▶ EXERCISE REQUIREMENTS
Transcribe the records below exactly, leaving out any pictures.

## Begin DATA FOR PROCESSING

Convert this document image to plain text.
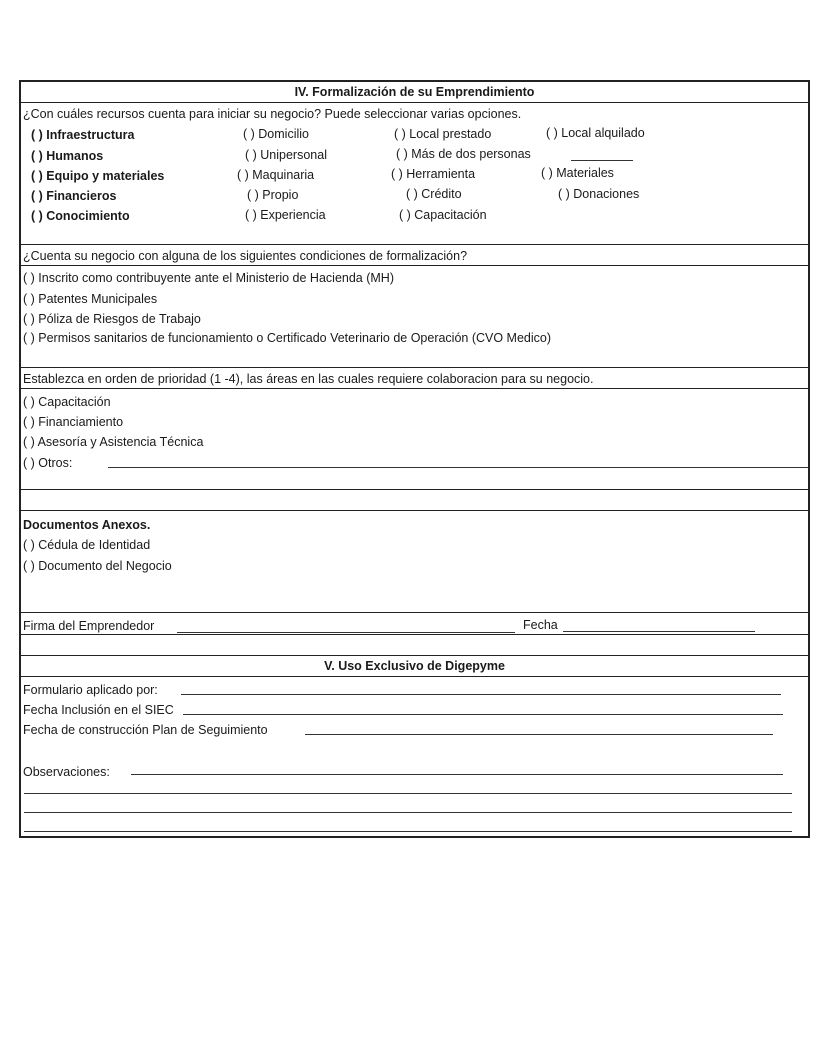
IV. Formalización de su Emprendimiento
¿Con cuáles recursos cuenta para iniciar su negocio? Puede seleccionar varias opciones.
( ) Infraestructura	( ) Domicilio	( ) Local prestado	( ) Local alquilado
( ) Humanos	( ) Unipersonal	( ) Más de dos personas
( ) Equipo y materiales	( ) Maquinaria	( ) Herramienta	( ) Materiales
( ) Financieros	( ) Propio	( ) Crédito	( ) Donaciones
( ) Conocimiento	( ) Experiencia	( ) Capacitación
¿Cuenta su negocio con alguna de los siguientes condiciones de formalización?
( ) Inscrito como contribuyente ante el Ministerio de Hacienda (MH)
( ) Patentes Municipales
( ) Póliza de Riesgos de Trabajo
( ) Permisos sanitarios de funcionamiento o Certificado Veterinario de Operación (CVO Medico)
Establezca en orden de prioridad (1 -4), las áreas en las cuales requiere colaboracion para su negocio.
( ) Capacitación
( ) Financiamiento
( ) Asesoría y Asistencia Técnica
( ) Otros:
Documentos Anexos.
( ) Cédula de Identidad
( ) Documento del Negocio
Firma del Emprendedor	Fecha
V. Uso Exclusivo de Digepyme
Formulario aplicado por:
Fecha Inclusión en el SIEC
Fecha de construcción Plan de Seguimiento
Observaciones:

## End DATA FOR PROCESSING

▶ RESPONSE BELOW
Convert this document image to plain text.
IV. Formalización de su Emprendimiento
¿Con cuáles recursos cuenta para iniciar su negocio? Puede seleccionar varias opciones.
( ) Infraestructura	( ) Domicilio	( ) Local prestado	( ) Local alquilado
( ) Humanos	( ) Unipersonal	( ) Más de dos personas
( ) Equipo y materiales	( ) Maquinaria	( ) Herramienta	( ) Materiales
( ) Financieros	( ) Propio	( ) Crédito	( ) Donaciones
( ) Conocimiento	( ) Experiencia	( ) Capacitación
¿Cuenta su negocio con alguna de los siguientes condiciones de formalización?
( ) Inscrito como contribuyente ante el Ministerio de Hacienda (MH)
( ) Patentes Municipales
( ) Póliza de Riesgos de Trabajo
( ) Permisos sanitarios de funcionamiento o Certificado Veterinario de Operación (CVO Medico)
Establezca en orden de prioridad (1 -4), las áreas en las cuales requiere colaboracion para su negocio.
( ) Capacitación
( ) Financiamiento
( ) Asesoría y Asistencia Técnica
( ) Otros:
Documentos Anexos.
( ) Cédula de Identidad
( ) Documento del Negocio
Firma del Emprendedor	Fecha
V. Uso Exclusivo de Digepyme
Formulario aplicado por:
Fecha Inclusión en el SIEC
Fecha de construcción Plan de Seguimiento
Observaciones:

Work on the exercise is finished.